DATASET
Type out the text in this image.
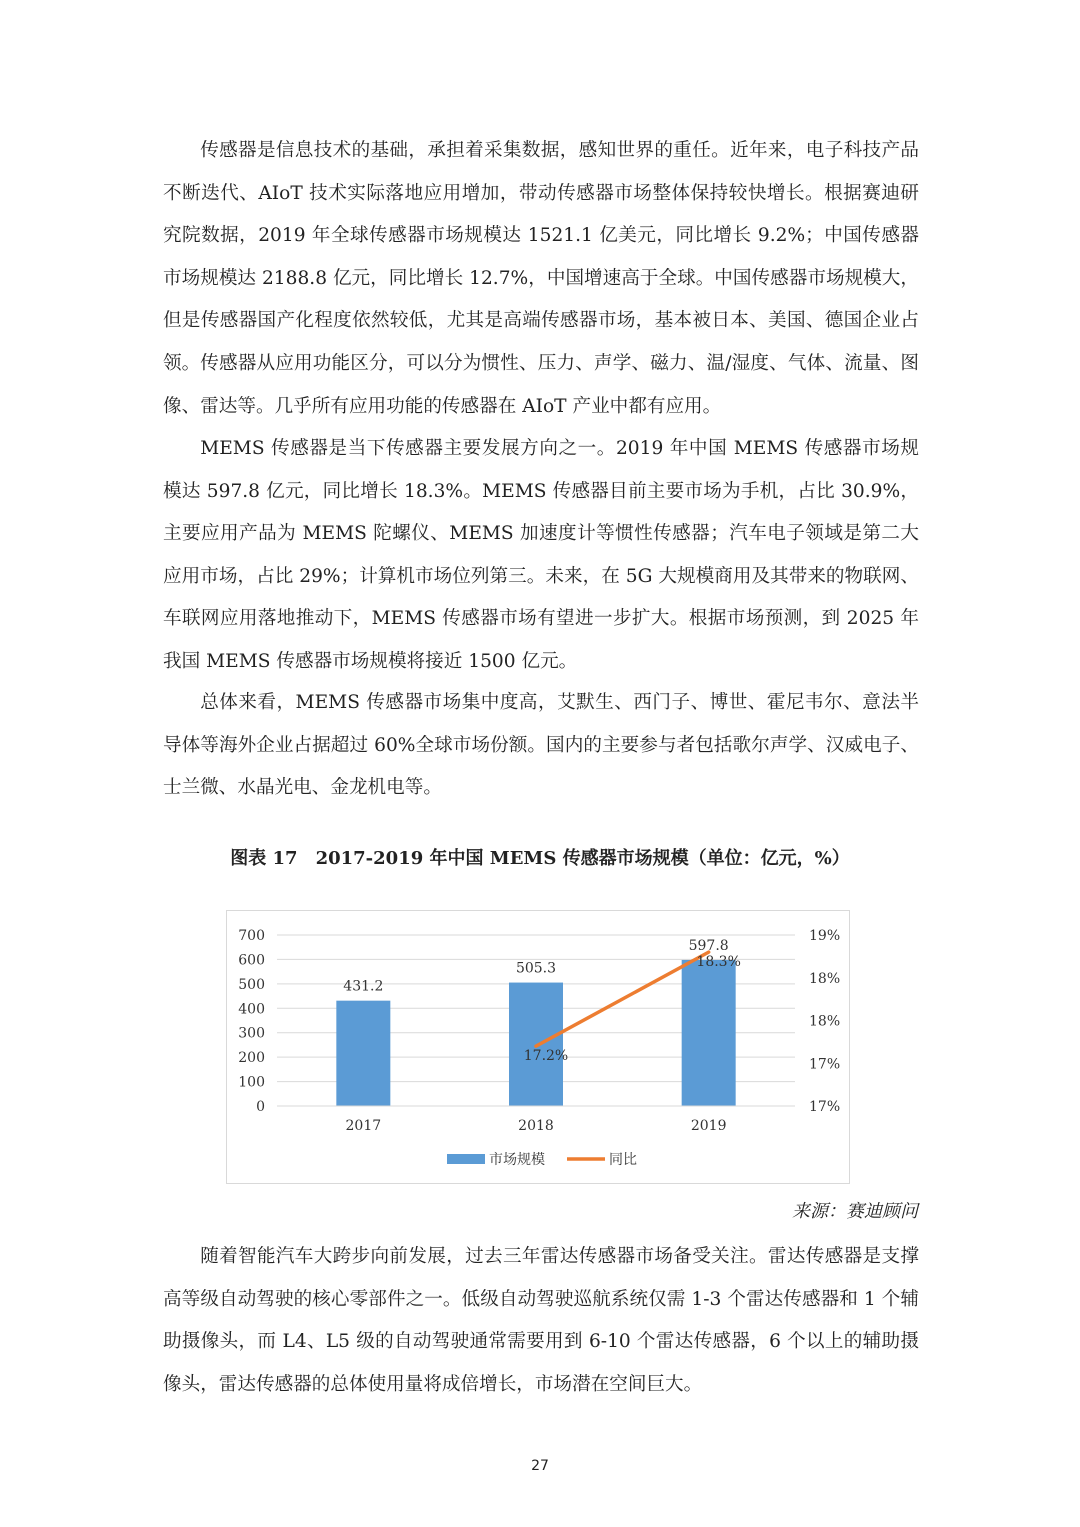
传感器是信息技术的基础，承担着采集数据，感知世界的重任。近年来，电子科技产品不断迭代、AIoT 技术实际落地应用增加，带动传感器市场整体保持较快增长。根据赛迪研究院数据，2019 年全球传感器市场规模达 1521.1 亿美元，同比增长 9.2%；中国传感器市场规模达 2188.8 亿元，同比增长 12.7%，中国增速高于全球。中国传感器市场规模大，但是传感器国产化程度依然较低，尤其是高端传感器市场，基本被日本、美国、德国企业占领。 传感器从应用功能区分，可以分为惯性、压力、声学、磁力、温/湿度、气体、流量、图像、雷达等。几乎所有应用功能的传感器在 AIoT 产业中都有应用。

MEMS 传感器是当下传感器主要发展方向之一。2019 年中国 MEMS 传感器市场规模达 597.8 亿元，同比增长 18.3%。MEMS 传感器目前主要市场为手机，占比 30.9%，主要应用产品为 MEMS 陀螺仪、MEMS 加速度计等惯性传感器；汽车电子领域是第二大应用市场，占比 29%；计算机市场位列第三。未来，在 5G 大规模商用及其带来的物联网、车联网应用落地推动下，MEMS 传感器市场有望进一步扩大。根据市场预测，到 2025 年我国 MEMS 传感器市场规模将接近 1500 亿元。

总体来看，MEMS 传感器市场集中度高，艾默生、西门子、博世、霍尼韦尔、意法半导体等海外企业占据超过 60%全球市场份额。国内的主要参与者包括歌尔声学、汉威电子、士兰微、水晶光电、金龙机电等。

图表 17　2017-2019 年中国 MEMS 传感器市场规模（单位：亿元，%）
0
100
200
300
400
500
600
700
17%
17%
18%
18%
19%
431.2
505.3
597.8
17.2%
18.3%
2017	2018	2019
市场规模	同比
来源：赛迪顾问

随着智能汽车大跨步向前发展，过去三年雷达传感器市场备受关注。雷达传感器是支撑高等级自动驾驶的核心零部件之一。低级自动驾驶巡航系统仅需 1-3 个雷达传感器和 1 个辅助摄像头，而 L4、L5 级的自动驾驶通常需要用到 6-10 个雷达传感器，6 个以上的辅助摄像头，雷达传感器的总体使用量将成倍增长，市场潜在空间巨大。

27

CHALLENGE
Exclude the images and reproduce the remaining data exactly.

ANSWER IN FULL
Type out the text in this image.
传感器是信息技术的基础，承担着采集数据，感知世界的重任。近年来，电子科技产品不断迭代、AIoT 技术实际落地应用增加，带动传感器市场整体保持较快增长。根据赛迪研究院数据，2019 年全球传感器市场规模达 1521.1 亿美元，同比增长 9.2%；中国传感器市场规模达 2188.8 亿元，同比增长 12.7%，中国增速高于全球。中国传感器市场规模大，但是传感器国产化程度依然较低，尤其是高端传感器市场，基本被日本、美国、德国企业占领。 传感器从应用功能区分，可以分为惯性、压力、声学、磁力、温/湿度、气体、流量、图像、雷达等。几乎所有应用功能的传感器在 AIoT 产业中都有应用。

MEMS 传感器是当下传感器主要发展方向之一。2019 年中国 MEMS 传感器市场规模达 597.8 亿元，同比增长 18.3%。MEMS 传感器目前主要市场为手机，占比 30.9%，主要应用产品为 MEMS 陀螺仪、MEMS 加速度计等惯性传感器；汽车电子领域是第二大应用市场，占比 29%；计算机市场位列第三。未来，在 5G 大规模商用及其带来的物联网、车联网应用落地推动下，MEMS 传感器市场有望进一步扩大。根据市场预测，到 2025 年我国 MEMS 传感器市场规模将接近 1500 亿元。

总体来看，MEMS 传感器市场集中度高，艾默生、西门子、博世、霍尼韦尔、意法半导体等海外企业占据超过 60%全球市场份额。国内的主要参与者包括歌尔声学、汉威电子、士兰微、水晶光电、金龙机电等。

图表 17　2017-2019 年中国 MEMS 传感器市场规模（单位：亿元，%）
0
100
200
300
400
500
600
700
17%
17%
18%
18%
19%
431.2
505.3
597.8
17.2%
18.3%
2017	2018	2019
市场规模	同比
来源：赛迪顾问

随着智能汽车大跨步向前发展，过去三年雷达传感器市场备受关注。雷达传感器是支撑高等级自动驾驶的核心零部件之一。低级自动驾驶巡航系统仅需 1-3 个雷达传感器和 1 个辅助摄像头，而 L4、L5 级的自动驾驶通常需要用到 6-10 个雷达传感器，6 个以上的辅助摄像头，雷达传感器的总体使用量将成倍增长，市场潜在空间巨大。

27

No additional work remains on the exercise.